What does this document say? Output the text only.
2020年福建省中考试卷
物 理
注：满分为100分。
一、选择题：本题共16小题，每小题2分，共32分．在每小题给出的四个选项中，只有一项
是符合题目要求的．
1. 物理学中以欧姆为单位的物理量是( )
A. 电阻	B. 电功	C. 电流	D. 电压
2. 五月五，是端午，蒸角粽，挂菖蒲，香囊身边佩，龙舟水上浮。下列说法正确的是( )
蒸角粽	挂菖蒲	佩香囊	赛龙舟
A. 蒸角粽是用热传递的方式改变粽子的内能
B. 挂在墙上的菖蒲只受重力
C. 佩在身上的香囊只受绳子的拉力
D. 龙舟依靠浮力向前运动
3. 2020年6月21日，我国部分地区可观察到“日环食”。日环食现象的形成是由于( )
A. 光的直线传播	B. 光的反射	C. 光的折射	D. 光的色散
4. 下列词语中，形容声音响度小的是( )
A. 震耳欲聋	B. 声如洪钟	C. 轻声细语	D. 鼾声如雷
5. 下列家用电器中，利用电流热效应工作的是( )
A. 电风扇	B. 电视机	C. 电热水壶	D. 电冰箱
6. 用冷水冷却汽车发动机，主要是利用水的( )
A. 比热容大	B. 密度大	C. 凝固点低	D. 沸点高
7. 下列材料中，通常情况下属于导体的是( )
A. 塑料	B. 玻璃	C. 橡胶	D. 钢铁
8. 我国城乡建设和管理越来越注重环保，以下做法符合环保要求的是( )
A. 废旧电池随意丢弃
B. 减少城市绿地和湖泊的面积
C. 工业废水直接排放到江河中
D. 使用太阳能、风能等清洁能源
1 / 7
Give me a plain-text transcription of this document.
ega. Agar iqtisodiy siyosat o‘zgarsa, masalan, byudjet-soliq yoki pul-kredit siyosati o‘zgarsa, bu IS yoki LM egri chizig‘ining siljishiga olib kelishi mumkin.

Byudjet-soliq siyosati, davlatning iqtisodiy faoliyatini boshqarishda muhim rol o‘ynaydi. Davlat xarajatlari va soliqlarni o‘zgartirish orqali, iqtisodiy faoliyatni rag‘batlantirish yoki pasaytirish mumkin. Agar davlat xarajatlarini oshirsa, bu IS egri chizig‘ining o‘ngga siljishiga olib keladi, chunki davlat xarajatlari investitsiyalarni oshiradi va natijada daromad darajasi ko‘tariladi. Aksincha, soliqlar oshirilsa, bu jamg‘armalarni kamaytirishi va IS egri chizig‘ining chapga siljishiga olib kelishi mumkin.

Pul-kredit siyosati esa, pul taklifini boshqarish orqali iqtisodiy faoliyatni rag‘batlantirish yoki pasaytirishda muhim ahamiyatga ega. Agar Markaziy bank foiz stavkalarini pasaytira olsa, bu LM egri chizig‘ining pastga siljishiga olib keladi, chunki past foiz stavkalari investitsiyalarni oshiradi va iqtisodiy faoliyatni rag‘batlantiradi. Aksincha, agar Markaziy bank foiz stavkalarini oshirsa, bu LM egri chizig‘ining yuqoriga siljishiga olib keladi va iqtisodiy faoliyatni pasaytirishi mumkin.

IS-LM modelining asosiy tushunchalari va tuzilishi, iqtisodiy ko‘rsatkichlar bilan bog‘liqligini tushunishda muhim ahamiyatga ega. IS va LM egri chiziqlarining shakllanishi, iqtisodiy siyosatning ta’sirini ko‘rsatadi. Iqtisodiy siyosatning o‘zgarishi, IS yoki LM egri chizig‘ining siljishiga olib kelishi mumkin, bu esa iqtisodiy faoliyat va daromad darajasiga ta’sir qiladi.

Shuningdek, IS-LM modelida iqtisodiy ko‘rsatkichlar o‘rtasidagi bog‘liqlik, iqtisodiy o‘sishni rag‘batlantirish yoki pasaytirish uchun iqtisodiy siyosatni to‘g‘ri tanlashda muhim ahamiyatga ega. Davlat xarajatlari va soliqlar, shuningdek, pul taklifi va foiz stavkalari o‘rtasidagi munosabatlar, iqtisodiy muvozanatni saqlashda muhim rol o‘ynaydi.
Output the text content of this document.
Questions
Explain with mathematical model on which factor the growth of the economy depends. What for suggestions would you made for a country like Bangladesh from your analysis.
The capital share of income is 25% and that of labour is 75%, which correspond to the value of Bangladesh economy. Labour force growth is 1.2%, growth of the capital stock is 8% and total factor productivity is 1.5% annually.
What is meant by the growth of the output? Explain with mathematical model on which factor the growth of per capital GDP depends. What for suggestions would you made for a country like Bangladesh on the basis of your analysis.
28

************

* _DIRECTIONS_:
Every entry must be quoted exactly as it appears above.

* _OUTPUT BELOW_:
What does this document say? Output the text only.
2020年福建省中考试卷
物 理
注：满分为100分。
一、选择题：本题共16小题，每小题2分，共32分．在每小题给出的四个选项中，只有一项
是符合题目要求的．
1. 物理学中以欧姆为单位的物理量是( )
A. 电阻	B. 电功	C. 电流	D. 电压
2. 五月五，是端午，蒸角粽，挂菖蒲，香囊身边佩，龙舟水上浮。下列说法正确的是( )
蒸角粽	挂菖蒲	佩香囊	赛龙舟
A. 蒸角粽是用热传递的方式改变粽子的内能
B. 挂在墙上的菖蒲只受重力
C. 佩在身上的香囊只受绳子的拉力
D. 龙舟依靠浮力向前运动
3. 2020年6月21日，我国部分地区可观察到“日环食”。日环食现象的形成是由于( )
A. 光的直线传播	B. 光的反射	C. 光的折射	D. 光的色散
4. 下列词语中，形容声音响度小的是( )
A. 震耳欲聋	B. 声如洪钟	C. 轻声细语	D. 鼾声如雷
5. 下列家用电器中，利用电流热效应工作的是( )
A. 电风扇	B. 电视机	C. 电热水壶	D. 电冰箱
6. 用冷水冷却汽车发动机，主要是利用水的( )
A. 比热容大	B. 密度大	C. 凝固点低	D. 沸点高
7. 下列材料中，通常情况下属于导体的是( )
A. 塑料	B. 玻璃	C. 橡胶	D. 钢铁
8. 我国城乡建设和管理越来越注重环保，以下做法符合环保要求的是( )
A. 废旧电池随意丢弃
B. 减少城市绿地和湖泊的面积
C. 工业废水直接排放到江河中
D. 使用太阳能、风能等清洁能源
1 / 7
Give me a plain-text transcription of this document.
ega. Agar iqtisodiy siyosat o‘zgarsa, masalan, byudjet-soliq yoki pul-kredit siyosati o‘zgarsa, bu IS yoki LM egri chizig‘ining siljishiga olib kelishi mumkin.

Byudjet-soliq siyosati, davlatning iqtisodiy faoliyatini boshqarishda muhim rol o‘ynaydi. Davlat xarajatlari va soliqlarni o‘zgartirish orqali, iqtisodiy faoliyatni rag‘batlantirish yoki pasaytirish mumkin. Agar davlat xarajatlarini oshirsa, bu IS egri chizig‘ining o‘ngga siljishiga olib keladi, chunki davlat xarajatlari investitsiyalarni oshiradi va natijada daromad darajasi ko‘tariladi. Aksincha, soliqlar oshirilsa, bu jamg‘armalarni kamaytirishi va IS egri chizig‘ining chapga siljishiga olib kelishi mumkin.

Pul-kredit siyosati esa, pul taklifini boshqarish orqali iqtisodiy faoliyatni rag‘batlantirish yoki pasaytirishda muhim ahamiyatga ega. Agar Markaziy bank foiz stavkalarini pasaytira olsa, bu LM egri chizig‘ining pastga siljishiga olib keladi, chunki past foiz stavkalari investitsiyalarni oshiradi va iqtisodiy faoliyatni rag‘batlantiradi. Aksincha, agar Markaziy bank foiz stavkalarini oshirsa, bu LM egri chizig‘ining yuqoriga siljishiga olib keladi va iqtisodiy faoliyatni pasaytirishi mumkin.

IS-LM modelining asosiy tushunchalari va tuzilishi, iqtisodiy ko‘rsatkichlar bilan bog‘liqligini tushunishda muhim ahamiyatga ega. IS va LM egri chiziqlarining shakllanishi, iqtisodiy siyosatning ta’sirini ko‘rsatadi. Iqtisodiy siyosatning o‘zgarishi, IS yoki LM egri chizig‘ining siljishiga olib kelishi mumkin, bu esa iqtisodiy faoliyat va daromad darajasiga ta’sir qiladi.

Shuningdek, IS-LM modelida iqtisodiy ko‘rsatkichlar o‘rtasidagi bog‘liqlik, iqtisodiy o‘sishni rag‘batlantirish yoki pasaytirish uchun iqtisodiy siyosatni to‘g‘ri tanlashda muhim ahamiyatga ega. Davlat xarajatlari va soliqlar, shuningdek, pul taklifi va foiz stavkalari o‘rtasidagi munosabatlar, iqtisodiy muvozanatni saqlashda muhim rol o‘ynaydi.
Output the text content of this document.
Questions
Explain with mathematical model on which factor the growth of the economy depends. What for suggestions would you made for a country like Bangladesh from your analysis.
The capital share of income is 25% and that of labour is 75%, which correspond to the value of Bangladesh economy. Labour force growth is 1.2%, growth of the capital stock is 8% and total factor productivity is 1.5% annually.
What is meant by the growth of the output? Explain with mathematical model on which factor the growth of per capital GDP depends. What for suggestions would you made for a country like Bangladesh on the basis of your analysis.
28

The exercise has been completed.